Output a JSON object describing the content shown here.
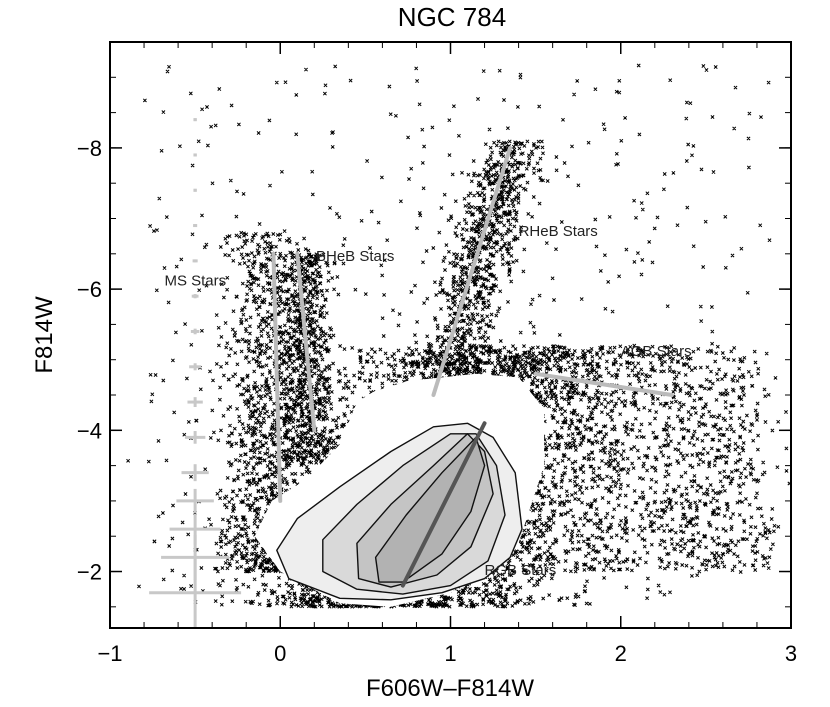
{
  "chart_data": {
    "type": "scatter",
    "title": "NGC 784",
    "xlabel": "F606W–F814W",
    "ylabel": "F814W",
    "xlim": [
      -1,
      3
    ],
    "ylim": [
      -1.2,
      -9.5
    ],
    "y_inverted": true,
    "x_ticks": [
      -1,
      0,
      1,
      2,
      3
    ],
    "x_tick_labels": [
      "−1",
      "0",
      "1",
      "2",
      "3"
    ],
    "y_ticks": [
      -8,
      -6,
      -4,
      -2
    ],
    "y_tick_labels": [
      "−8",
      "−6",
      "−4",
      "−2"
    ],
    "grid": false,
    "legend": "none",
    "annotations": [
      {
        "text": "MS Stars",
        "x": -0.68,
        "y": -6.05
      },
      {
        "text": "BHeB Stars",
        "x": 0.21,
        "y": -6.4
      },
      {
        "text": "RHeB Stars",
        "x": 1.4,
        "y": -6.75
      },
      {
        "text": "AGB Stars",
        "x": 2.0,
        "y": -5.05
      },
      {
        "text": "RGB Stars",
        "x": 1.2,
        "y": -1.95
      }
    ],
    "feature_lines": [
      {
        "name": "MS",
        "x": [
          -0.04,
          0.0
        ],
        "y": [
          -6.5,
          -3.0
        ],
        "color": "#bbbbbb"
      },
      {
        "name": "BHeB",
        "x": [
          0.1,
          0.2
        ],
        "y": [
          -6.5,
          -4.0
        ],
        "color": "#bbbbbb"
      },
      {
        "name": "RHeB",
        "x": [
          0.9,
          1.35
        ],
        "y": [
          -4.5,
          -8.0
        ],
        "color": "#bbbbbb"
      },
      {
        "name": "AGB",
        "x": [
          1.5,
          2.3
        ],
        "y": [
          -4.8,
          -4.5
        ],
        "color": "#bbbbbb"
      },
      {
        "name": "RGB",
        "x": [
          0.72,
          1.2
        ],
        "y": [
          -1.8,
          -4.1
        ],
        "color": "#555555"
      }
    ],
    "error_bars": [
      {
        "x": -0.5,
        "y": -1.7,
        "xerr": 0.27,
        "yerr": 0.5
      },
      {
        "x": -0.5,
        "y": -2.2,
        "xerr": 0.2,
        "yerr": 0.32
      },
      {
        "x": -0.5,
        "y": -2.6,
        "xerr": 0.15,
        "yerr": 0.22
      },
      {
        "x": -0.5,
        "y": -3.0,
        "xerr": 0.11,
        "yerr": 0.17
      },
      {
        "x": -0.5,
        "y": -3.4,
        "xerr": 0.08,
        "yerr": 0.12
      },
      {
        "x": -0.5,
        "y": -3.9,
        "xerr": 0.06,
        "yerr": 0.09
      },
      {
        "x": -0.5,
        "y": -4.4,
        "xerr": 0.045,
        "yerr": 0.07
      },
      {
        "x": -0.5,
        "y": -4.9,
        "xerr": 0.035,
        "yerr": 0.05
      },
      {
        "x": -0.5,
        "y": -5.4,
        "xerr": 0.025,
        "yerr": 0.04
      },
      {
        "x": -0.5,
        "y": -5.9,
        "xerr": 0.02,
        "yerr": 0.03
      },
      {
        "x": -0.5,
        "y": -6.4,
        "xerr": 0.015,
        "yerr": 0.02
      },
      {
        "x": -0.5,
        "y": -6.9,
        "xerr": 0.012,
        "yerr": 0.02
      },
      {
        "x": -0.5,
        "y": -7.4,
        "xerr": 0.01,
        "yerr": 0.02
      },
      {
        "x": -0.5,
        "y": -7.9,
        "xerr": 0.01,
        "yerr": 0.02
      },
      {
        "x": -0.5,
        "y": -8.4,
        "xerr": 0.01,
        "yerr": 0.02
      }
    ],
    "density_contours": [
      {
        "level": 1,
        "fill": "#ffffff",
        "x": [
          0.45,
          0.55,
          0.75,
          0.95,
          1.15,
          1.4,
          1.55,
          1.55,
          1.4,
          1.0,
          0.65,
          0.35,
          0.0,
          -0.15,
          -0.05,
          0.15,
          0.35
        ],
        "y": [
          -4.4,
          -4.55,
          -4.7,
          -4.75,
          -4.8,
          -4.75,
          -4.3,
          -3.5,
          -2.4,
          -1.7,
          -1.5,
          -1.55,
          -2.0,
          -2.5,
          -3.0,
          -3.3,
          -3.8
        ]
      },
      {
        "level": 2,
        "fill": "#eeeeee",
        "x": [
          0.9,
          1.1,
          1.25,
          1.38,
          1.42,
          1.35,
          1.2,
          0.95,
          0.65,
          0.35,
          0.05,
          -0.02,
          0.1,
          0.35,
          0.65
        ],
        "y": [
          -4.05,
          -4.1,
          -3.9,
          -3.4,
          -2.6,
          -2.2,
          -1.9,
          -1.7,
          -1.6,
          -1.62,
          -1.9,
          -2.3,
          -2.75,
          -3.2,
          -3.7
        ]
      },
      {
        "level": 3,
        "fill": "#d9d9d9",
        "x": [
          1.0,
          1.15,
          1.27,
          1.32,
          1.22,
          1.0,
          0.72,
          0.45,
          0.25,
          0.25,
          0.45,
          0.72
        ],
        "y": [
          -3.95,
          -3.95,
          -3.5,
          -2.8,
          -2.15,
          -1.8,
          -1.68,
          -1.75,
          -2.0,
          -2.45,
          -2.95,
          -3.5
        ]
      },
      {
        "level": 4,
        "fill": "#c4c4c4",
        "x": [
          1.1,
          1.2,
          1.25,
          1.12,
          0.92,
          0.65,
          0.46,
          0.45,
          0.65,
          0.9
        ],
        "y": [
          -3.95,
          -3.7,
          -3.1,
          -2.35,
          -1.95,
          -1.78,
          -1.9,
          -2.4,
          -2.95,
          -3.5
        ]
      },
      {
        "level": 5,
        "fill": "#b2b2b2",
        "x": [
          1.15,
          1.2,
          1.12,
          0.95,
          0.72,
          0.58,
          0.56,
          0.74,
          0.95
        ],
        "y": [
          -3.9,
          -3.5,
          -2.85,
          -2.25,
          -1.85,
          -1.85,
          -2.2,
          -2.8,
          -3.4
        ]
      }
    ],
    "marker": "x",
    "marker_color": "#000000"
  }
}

########

_What you are asked to do_. Will you restate every entry word for word and omit the images?

_Solution to the exercise_.
Output a JSON object describing the content shown here.
{
  "chart_data": {
    "type": "scatter",
    "title": "NGC 784",
    "xlabel": "F606W–F814W",
    "ylabel": "F814W",
    "xlim": [
      -1,
      3
    ],
    "ylim": [
      -1.2,
      -9.5
    ],
    "y_inverted": true,
    "x_ticks": [
      -1,
      0,
      1,
      2,
      3
    ],
    "x_tick_labels": [
      "−1",
      "0",
      "1",
      "2",
      "3"
    ],
    "y_ticks": [
      -8,
      -6,
      -4,
      -2
    ],
    "y_tick_labels": [
      "−8",
      "−6",
      "−4",
      "−2"
    ],
    "grid": false,
    "legend": "none",
    "annotations": [
      {
        "text": "MS Stars",
        "x": -0.68,
        "y": -6.05
      },
      {
        "text": "BHeB Stars",
        "x": 0.21,
        "y": -6.4
      },
      {
        "text": "RHeB Stars",
        "x": 1.4,
        "y": -6.75
      },
      {
        "text": "AGB Stars",
        "x": 2.0,
        "y": -5.05
      },
      {
        "text": "RGB Stars",
        "x": 1.2,
        "y": -1.95
      }
    ],
    "feature_lines": [
      {
        "name": "MS",
        "x": [
          -0.04,
          0.0
        ],
        "y": [
          -6.5,
          -3.0
        ],
        "color": "#bbbbbb"
      },
      {
        "name": "BHeB",
        "x": [
          0.1,
          0.2
        ],
        "y": [
          -6.5,
          -4.0
        ],
        "color": "#bbbbbb"
      },
      {
        "name": "RHeB",
        "x": [
          0.9,
          1.35
        ],
        "y": [
          -4.5,
          -8.0
        ],
        "color": "#bbbbbb"
      },
      {
        "name": "AGB",
        "x": [
          1.5,
          2.3
        ],
        "y": [
          -4.8,
          -4.5
        ],
        "color": "#bbbbbb"
      },
      {
        "name": "RGB",
        "x": [
          0.72,
          1.2
        ],
        "y": [
          -1.8,
          -4.1
        ],
        "color": "#555555"
      }
    ],
    "error_bars": [
      {
        "x": -0.5,
        "y": -1.7,
        "xerr": 0.27,
        "yerr": 0.5
      },
      {
        "x": -0.5,
        "y": -2.2,
        "xerr": 0.2,
        "yerr": 0.32
      },
      {
        "x": -0.5,
        "y": -2.6,
        "xerr": 0.15,
        "yerr": 0.22
      },
      {
        "x": -0.5,
        "y": -3.0,
        "xerr": 0.11,
        "yerr": 0.17
      },
      {
        "x": -0.5,
        "y": -3.4,
        "xerr": 0.08,
        "yerr": 0.12
      },
      {
        "x": -0.5,
        "y": -3.9,
        "xerr": 0.06,
        "yerr": 0.09
      },
      {
        "x": -0.5,
        "y": -4.4,
        "xerr": 0.045,
        "yerr": 0.07
      },
      {
        "x": -0.5,
        "y": -4.9,
        "xerr": 0.035,
        "yerr": 0.05
      },
      {
        "x": -0.5,
        "y": -5.4,
        "xerr": 0.025,
        "yerr": 0.04
      },
      {
        "x": -0.5,
        "y": -5.9,
        "xerr": 0.02,
        "yerr": 0.03
      },
      {
        "x": -0.5,
        "y": -6.4,
        "xerr": 0.015,
        "yerr": 0.02
      },
      {
        "x": -0.5,
        "y": -6.9,
        "xerr": 0.012,
        "yerr": 0.02
      },
      {
        "x": -0.5,
        "y": -7.4,
        "xerr": 0.01,
        "yerr": 0.02
      },
      {
        "x": -0.5,
        "y": -7.9,
        "xerr": 0.01,
        "yerr": 0.02
      },
      {
        "x": -0.5,
        "y": -8.4,
        "xerr": 0.01,
        "yerr": 0.02
      }
    ],
    "density_contours": [
      {
        "level": 1,
        "fill": "#ffffff",
        "x": [
          0.45,
          0.55,
          0.75,
          0.95,
          1.15,
          1.4,
          1.55,
          1.55,
          1.4,
          1.0,
          0.65,
          0.35,
          0.0,
          -0.15,
          -0.05,
          0.15,
          0.35
        ],
        "y": [
          -4.4,
          -4.55,
          -4.7,
          -4.75,
          -4.8,
          -4.75,
          -4.3,
          -3.5,
          -2.4,
          -1.7,
          -1.5,
          -1.55,
          -2.0,
          -2.5,
          -3.0,
          -3.3,
          -3.8
        ]
      },
      {
        "level": 2,
        "fill": "#eeeeee",
        "x": [
          0.9,
          1.1,
          1.25,
          1.38,
          1.42,
          1.35,
          1.2,
          0.95,
          0.65,
          0.35,
          0.05,
          -0.02,
          0.1,
          0.35,
          0.65
        ],
        "y": [
          -4.05,
          -4.1,
          -3.9,
          -3.4,
          -2.6,
          -2.2,
          -1.9,
          -1.7,
          -1.6,
          -1.62,
          -1.9,
          -2.3,
          -2.75,
          -3.2,
          -3.7
        ]
      },
      {
        "level": 3,
        "fill": "#d9d9d9",
        "x": [
          1.0,
          1.15,
          1.27,
          1.32,
          1.22,
          1.0,
          0.72,
          0.45,
          0.25,
          0.25,
          0.45,
          0.72
        ],
        "y": [
          -3.95,
          -3.95,
          -3.5,
          -2.8,
          -2.15,
          -1.8,
          -1.68,
          -1.75,
          -2.0,
          -2.45,
          -2.95,
          -3.5
        ]
      },
      {
        "level": 4,
        "fill": "#c4c4c4",
        "x": [
          1.1,
          1.2,
          1.25,
          1.12,
          0.92,
          0.65,
          0.46,
          0.45,
          0.65,
          0.9
        ],
        "y": [
          -3.95,
          -3.7,
          -3.1,
          -2.35,
          -1.95,
          -1.78,
          -1.9,
          -2.4,
          -2.95,
          -3.5
        ]
      },
      {
        "level": 5,
        "fill": "#b2b2b2",
        "x": [
          1.15,
          1.2,
          1.12,
          0.95,
          0.72,
          0.58,
          0.56,
          0.74,
          0.95
        ],
        "y": [
          -3.9,
          -3.5,
          -2.85,
          -2.25,
          -1.85,
          -1.85,
          -2.2,
          -2.8,
          -3.4
        ]
      }
    ],
    "marker": "x",
    "marker_color": "#000000"
  }
}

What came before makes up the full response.